* REQUIREMENTS
What follows is a set of records, each of which is to be written out exactly.

* INPUT MATERIAL

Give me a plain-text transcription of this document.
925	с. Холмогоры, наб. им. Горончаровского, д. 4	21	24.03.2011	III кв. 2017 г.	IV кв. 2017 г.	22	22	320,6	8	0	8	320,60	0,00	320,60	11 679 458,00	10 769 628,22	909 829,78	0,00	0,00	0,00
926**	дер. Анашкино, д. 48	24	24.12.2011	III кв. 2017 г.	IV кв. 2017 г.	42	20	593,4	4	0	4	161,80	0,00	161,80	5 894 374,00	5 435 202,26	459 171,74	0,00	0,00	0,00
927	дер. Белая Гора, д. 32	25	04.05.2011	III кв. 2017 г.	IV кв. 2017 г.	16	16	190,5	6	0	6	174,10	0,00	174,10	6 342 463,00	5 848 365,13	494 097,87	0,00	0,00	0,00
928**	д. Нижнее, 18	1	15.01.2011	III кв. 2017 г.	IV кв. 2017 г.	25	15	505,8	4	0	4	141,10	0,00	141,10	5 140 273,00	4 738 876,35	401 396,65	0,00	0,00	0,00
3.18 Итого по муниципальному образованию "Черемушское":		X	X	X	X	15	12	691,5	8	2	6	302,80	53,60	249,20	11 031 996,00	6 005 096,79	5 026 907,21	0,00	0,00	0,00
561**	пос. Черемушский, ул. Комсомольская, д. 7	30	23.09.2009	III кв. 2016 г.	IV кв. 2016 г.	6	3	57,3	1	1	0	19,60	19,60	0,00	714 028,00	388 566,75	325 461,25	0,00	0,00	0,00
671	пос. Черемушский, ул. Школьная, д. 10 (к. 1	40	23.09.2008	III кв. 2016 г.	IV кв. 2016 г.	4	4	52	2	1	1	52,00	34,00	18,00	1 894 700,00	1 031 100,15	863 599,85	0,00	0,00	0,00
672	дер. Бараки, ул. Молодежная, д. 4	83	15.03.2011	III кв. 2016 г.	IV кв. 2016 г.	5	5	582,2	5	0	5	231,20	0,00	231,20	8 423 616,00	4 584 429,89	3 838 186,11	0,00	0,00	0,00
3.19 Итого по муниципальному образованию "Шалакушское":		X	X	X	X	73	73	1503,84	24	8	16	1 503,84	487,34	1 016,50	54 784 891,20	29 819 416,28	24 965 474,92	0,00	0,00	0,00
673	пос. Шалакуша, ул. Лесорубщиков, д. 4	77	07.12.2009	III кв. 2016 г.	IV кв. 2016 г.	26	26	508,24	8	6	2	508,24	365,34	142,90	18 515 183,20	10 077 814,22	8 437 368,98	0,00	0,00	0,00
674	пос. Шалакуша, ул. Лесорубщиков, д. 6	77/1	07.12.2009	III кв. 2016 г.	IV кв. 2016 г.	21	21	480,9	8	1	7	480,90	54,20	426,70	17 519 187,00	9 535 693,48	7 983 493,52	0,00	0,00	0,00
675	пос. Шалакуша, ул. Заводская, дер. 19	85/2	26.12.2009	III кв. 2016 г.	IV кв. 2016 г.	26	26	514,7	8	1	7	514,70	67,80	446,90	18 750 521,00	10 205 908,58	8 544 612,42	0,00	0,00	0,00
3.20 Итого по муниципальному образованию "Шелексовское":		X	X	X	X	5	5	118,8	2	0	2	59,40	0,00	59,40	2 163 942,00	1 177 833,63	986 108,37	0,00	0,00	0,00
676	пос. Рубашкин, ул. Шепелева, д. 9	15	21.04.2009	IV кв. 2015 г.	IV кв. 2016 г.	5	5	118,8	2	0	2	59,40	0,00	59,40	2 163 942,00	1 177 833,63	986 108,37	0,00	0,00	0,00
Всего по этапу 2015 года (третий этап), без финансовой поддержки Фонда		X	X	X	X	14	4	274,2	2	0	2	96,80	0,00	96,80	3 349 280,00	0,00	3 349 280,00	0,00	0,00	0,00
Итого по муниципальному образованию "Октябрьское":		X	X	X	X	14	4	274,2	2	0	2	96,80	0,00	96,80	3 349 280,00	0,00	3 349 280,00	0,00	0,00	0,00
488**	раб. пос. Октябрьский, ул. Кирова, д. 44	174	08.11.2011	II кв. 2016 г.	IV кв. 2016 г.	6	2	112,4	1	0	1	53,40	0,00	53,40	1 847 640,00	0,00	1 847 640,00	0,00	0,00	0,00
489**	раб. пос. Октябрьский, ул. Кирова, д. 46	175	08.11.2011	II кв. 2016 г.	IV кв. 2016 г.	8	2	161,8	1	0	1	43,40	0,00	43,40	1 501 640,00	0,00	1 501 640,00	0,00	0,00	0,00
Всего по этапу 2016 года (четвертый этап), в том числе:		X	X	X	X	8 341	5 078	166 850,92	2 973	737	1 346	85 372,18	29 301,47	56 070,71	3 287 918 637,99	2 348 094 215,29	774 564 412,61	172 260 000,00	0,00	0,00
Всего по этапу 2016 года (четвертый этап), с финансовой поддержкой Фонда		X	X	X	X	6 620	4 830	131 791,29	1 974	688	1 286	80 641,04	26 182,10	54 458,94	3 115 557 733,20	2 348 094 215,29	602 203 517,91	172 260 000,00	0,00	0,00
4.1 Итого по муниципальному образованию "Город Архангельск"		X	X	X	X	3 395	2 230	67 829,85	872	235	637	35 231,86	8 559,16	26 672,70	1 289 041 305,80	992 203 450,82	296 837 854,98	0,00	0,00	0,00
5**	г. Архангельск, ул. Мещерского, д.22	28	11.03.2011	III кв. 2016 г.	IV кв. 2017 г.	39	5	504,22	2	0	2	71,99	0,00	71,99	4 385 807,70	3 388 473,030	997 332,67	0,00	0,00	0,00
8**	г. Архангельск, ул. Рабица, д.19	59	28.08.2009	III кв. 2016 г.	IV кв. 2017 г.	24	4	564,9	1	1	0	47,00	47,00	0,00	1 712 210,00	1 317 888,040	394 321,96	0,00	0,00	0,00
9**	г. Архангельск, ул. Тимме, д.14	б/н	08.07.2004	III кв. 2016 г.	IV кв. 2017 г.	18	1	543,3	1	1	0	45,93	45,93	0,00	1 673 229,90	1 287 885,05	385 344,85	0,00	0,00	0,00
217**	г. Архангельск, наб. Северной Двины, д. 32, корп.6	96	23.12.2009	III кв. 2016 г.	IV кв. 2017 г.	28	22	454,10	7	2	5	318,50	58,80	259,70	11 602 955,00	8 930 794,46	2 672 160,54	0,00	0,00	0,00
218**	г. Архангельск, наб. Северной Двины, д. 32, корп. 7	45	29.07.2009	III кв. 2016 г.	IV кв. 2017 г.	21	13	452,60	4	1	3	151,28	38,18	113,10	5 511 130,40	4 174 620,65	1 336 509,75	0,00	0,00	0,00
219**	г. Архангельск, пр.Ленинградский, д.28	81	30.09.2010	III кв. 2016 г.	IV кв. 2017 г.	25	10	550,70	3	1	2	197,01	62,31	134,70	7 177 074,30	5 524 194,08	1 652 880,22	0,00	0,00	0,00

* RESPONSE BELOW
Give me a plain-text transcription of this document.
925	с. Холмогоры, наб. им. Горончаровского, д. 4	21	24.03.2011	III кв. 2017 г.	IV кв. 2017 г.	22	22	320,6	8	0	8	320,60	0,00	320,60	11 679 458,00	10 769 628,22	909 829,78	0,00	0,00	0,00
926**	дер. Анашкино, д. 48	24	24.12.2011	III кв. 2017 г.	IV кв. 2017 г.	42	20	593,4	4	0	4	161,80	0,00	161,80	5 894 374,00	5 435 202,26	459 171,74	0,00	0,00	0,00
927	дер. Белая Гора, д. 32	25	04.05.2011	III кв. 2017 г.	IV кв. 2017 г.	16	16	190,5	6	0	6	174,10	0,00	174,10	6 342 463,00	5 848 365,13	494 097,87	0,00	0,00	0,00
928**	д. Нижнее, 18	1	15.01.2011	III кв. 2017 г.	IV кв. 2017 г.	25	15	505,8	4	0	4	141,10	0,00	141,10	5 140 273,00	4 738 876,35	401 396,65	0,00	0,00	0,00
3.18 Итого по муниципальному образованию "Черемушское":		X	X	X	X	15	12	691,5	8	2	6	302,80	53,60	249,20	11 031 996,00	6 005 096,79	5 026 907,21	0,00	0,00	0,00
561**	пос. Черемушский, ул. Комсомольская, д. 7	30	23.09.2009	III кв. 2016 г.	IV кв. 2016 г.	6	3	57,3	1	1	0	19,60	19,60	0,00	714 028,00	388 566,75	325 461,25	0,00	0,00	0,00
671	пос. Черемушский, ул. Школьная, д. 10 (к. 1	40	23.09.2008	III кв. 2016 г.	IV кв. 2016 г.	4	4	52	2	1	1	52,00	34,00	18,00	1 894 700,00	1 031 100,15	863 599,85	0,00	0,00	0,00
672	дер. Бараки, ул. Молодежная, д. 4	83	15.03.2011	III кв. 2016 г.	IV кв. 2016 г.	5	5	582,2	5	0	5	231,20	0,00	231,20	8 423 616,00	4 584 429,89	3 838 186,11	0,00	0,00	0,00
3.19 Итого по муниципальному образованию "Шалакушское":		X	X	X	X	73	73	1503,84	24	8	16	1 503,84	487,34	1 016,50	54 784 891,20	29 819 416,28	24 965 474,92	0,00	0,00	0,00
673	пос. Шалакуша, ул. Лесорубщиков, д. 4	77	07.12.2009	III кв. 2016 г.	IV кв. 2016 г.	26	26	508,24	8	6	2	508,24	365,34	142,90	18 515 183,20	10 077 814,22	8 437 368,98	0,00	0,00	0,00
674	пос. Шалакуша, ул. Лесорубщиков, д. 6	77/1	07.12.2009	III кв. 2016 г.	IV кв. 2016 г.	21	21	480,9	8	1	7	480,90	54,20	426,70	17 519 187,00	9 535 693,48	7 983 493,52	0,00	0,00	0,00
675	пос. Шалакуша, ул. Заводская, дер. 19	85/2	26.12.2009	III кв. 2016 г.	IV кв. 2016 г.	26	26	514,7	8	1	7	514,70	67,80	446,90	18 750 521,00	10 205 908,58	8 544 612,42	0,00	0,00	0,00
3.20 Итого по муниципальному образованию "Шелексовское":		X	X	X	X	5	5	118,8	2	0	2	59,40	0,00	59,40	2 163 942,00	1 177 833,63	986 108,37	0,00	0,00	0,00
676	пос. Рубашкин, ул. Шепелева, д. 9	15	21.04.2009	IV кв. 2015 г.	IV кв. 2016 г.	5	5	118,8	2	0	2	59,40	0,00	59,40	2 163 942,00	1 177 833,63	986 108,37	0,00	0,00	0,00
Всего по этапу 2015 года (третий этап), без финансовой поддержки Фонда		X	X	X	X	14	4	274,2	2	0	2	96,80	0,00	96,80	3 349 280,00	0,00	3 349 280,00	0,00	0,00	0,00
Итого по муниципальному образованию "Октябрьское":		X	X	X	X	14	4	274,2	2	0	2	96,80	0,00	96,80	3 349 280,00	0,00	3 349 280,00	0,00	0,00	0,00
488**	раб. пос. Октябрьский, ул. Кирова, д. 44	174	08.11.2011	II кв. 2016 г.	IV кв. 2016 г.	6	2	112,4	1	0	1	53,40	0,00	53,40	1 847 640,00	0,00	1 847 640,00	0,00	0,00	0,00
489**	раб. пос. Октябрьский, ул. Кирова, д. 46	175	08.11.2011	II кв. 2016 г.	IV кв. 2016 г.	8	2	161,8	1	0	1	43,40	0,00	43,40	1 501 640,00	0,00	1 501 640,00	0,00	0,00	0,00
Всего по этапу 2016 года (четвертый этап), в том числе:		X	X	X	X	8 341	5 078	166 850,92	2 973	737	1 346	85 372,18	29 301,47	56 070,71	3 287 918 637,99	2 348 094 215,29	774 564 412,61	172 260 000,00	0,00	0,00
Всего по этапу 2016 года (четвертый этап), с финансовой поддержкой Фонда		X	X	X	X	6 620	4 830	131 791,29	1 974	688	1 286	80 641,04	26 182,10	54 458,94	3 115 557 733,20	2 348 094 215,29	602 203 517,91	172 260 000,00	0,00	0,00
4.1 Итого по муниципальному образованию "Город Архангельск"		X	X	X	X	3 395	2 230	67 829,85	872	235	637	35 231,86	8 559,16	26 672,70	1 289 041 305,80	992 203 450,82	296 837 854,98	0,00	0,00	0,00
5**	г. Архангельск, ул. Мещерского, д.22	28	11.03.2011	III кв. 2016 г.	IV кв. 2017 г.	39	5	504,22	2	0	2	71,99	0,00	71,99	4 385 807,70	3 388 473,030	997 332,67	0,00	0,00	0,00
8**	г. Архангельск, ул. Рабица, д.19	59	28.08.2009	III кв. 2016 г.	IV кв. 2017 г.	24	4	564,9	1	1	0	47,00	47,00	0,00	1 712 210,00	1 317 888,040	394 321,96	0,00	0,00	0,00
9**	г. Архангельск, ул. Тимме, д.14	б/н	08.07.2004	III кв. 2016 г.	IV кв. 2017 г.	18	1	543,3	1	1	0	45,93	45,93	0,00	1 673 229,90	1 287 885,05	385 344,85	0,00	0,00	0,00
217**	г. Архангельск, наб. Северной Двины, д. 32, корп.6	96	23.12.2009	III кв. 2016 г.	IV кв. 2017 г.	28	22	454,10	7	2	5	318,50	58,80	259,70	11 602 955,00	8 930 794,46	2 672 160,54	0,00	0,00	0,00
218**	г. Архангельск, наб. Северной Двины, д. 32, корп. 7	45	29.07.2009	III кв. 2016 г.	IV кв. 2017 г.	21	13	452,60	4	1	3	151,28	38,18	113,10	5 511 130,40	4 174 620,65	1 336 509,75	0,00	0,00	0,00
219**	г. Архангельск, пр.Ленинградский, д.28	81	30.09.2010	III кв. 2016 г.	IV кв. 2017 г.	25	10	550,70	3	1	2	197,01	62,31	134,70	7 177 074,30	5 524 194,08	1 652 880,22	0,00	0,00	0,00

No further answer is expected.